(Exercise tasks):
1) According to the tax reform article, which Republican senator from Georgia said the optics of raising the lowest rate from 10 to 12 percent do not look good?
2) From the tax reform article, output the passage that begins with the words containing "One such Republican" and ends with "leaders in Congress.", copied character for character.

(Selected passage):
--*--

Congressional Republicans Scared You will See Their Tax Reform Bill as Gift to the Rich
Congressional Republicans are scared you will see their tax reform bill for what it really is – a massive giveaway to the rich that hurts poor and middle class Americans.
A group of Republican senators Wednesday met to find ways to get their leadership to leave the lowest tax bracket for poor Americans at the current 10 percent instead of the proposed 12 percent – a two percent increase. The same group of senators want a fourth tax bracket for the rich that curtails the tax break going to the top earners in the new tax reform bill.
One such Republican senator is David Perdue of Georgia who said Wednesday that the optics of raising the rate for poor Americans from 10 to 12 percent while lowering those of millionaires and billionaires does not look good.
“The optics don’t look very good, taking 10 percent to 12. If you’re a 10 percent payer, you’re really going to zero [under the bill], but the optics are that it looks like you’re going from 10 to 12. The same thing with 39.6 going to 35,” said Sen. David Perdue (R-Ga.). His numbers come from the framework released in September by Trump administration and GOP leaders in Congress.

--*--

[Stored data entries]
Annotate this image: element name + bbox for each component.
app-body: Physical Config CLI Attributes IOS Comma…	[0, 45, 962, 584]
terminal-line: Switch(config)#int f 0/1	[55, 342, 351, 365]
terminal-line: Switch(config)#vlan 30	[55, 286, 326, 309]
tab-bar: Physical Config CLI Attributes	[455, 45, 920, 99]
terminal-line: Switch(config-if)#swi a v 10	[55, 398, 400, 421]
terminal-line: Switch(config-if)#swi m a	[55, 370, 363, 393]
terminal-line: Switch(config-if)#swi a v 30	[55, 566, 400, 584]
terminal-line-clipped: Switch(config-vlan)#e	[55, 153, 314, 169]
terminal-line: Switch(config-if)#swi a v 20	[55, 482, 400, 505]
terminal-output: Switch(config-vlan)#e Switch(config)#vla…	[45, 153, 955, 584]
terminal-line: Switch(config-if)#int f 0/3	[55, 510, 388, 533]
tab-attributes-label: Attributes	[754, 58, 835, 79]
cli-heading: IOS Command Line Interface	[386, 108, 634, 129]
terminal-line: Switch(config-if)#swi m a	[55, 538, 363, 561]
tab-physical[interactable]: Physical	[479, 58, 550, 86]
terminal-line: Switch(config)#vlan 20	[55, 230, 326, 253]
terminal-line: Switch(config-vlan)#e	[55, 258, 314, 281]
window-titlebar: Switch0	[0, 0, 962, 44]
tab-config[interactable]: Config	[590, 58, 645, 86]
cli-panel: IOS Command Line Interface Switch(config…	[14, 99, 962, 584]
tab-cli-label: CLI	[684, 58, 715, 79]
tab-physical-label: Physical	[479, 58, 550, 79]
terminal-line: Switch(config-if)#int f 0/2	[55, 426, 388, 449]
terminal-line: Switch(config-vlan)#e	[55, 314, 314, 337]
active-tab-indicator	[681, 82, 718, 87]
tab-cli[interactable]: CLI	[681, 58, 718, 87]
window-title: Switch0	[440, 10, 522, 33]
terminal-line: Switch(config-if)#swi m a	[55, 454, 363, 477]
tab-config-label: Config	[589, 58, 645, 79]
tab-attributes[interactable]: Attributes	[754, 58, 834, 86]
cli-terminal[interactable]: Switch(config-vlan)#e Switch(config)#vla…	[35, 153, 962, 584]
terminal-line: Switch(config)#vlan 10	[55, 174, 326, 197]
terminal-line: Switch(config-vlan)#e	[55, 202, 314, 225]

--*--

(Solutions in order):
1) David Perdue

2)
One such Republican senator is David Perdue of Georgia who said Wednesday that the optics of raising the rate for poor Americans from 10 to 12 percent while lowering those of millionaires and billionaires does not look good.
“The optics don’t look very good, taking 10 percent to 12. If you’re a 10 percent payer, you’re really going to zero [under the bill], but the optics are that it looks like you’re going from 10 to 12. The same thing with 39.6 going to 35,” said Sen. David Perdue (R-Ga.). His numbers come from the framework released in September by Trump administration and GOP leaders in Congress.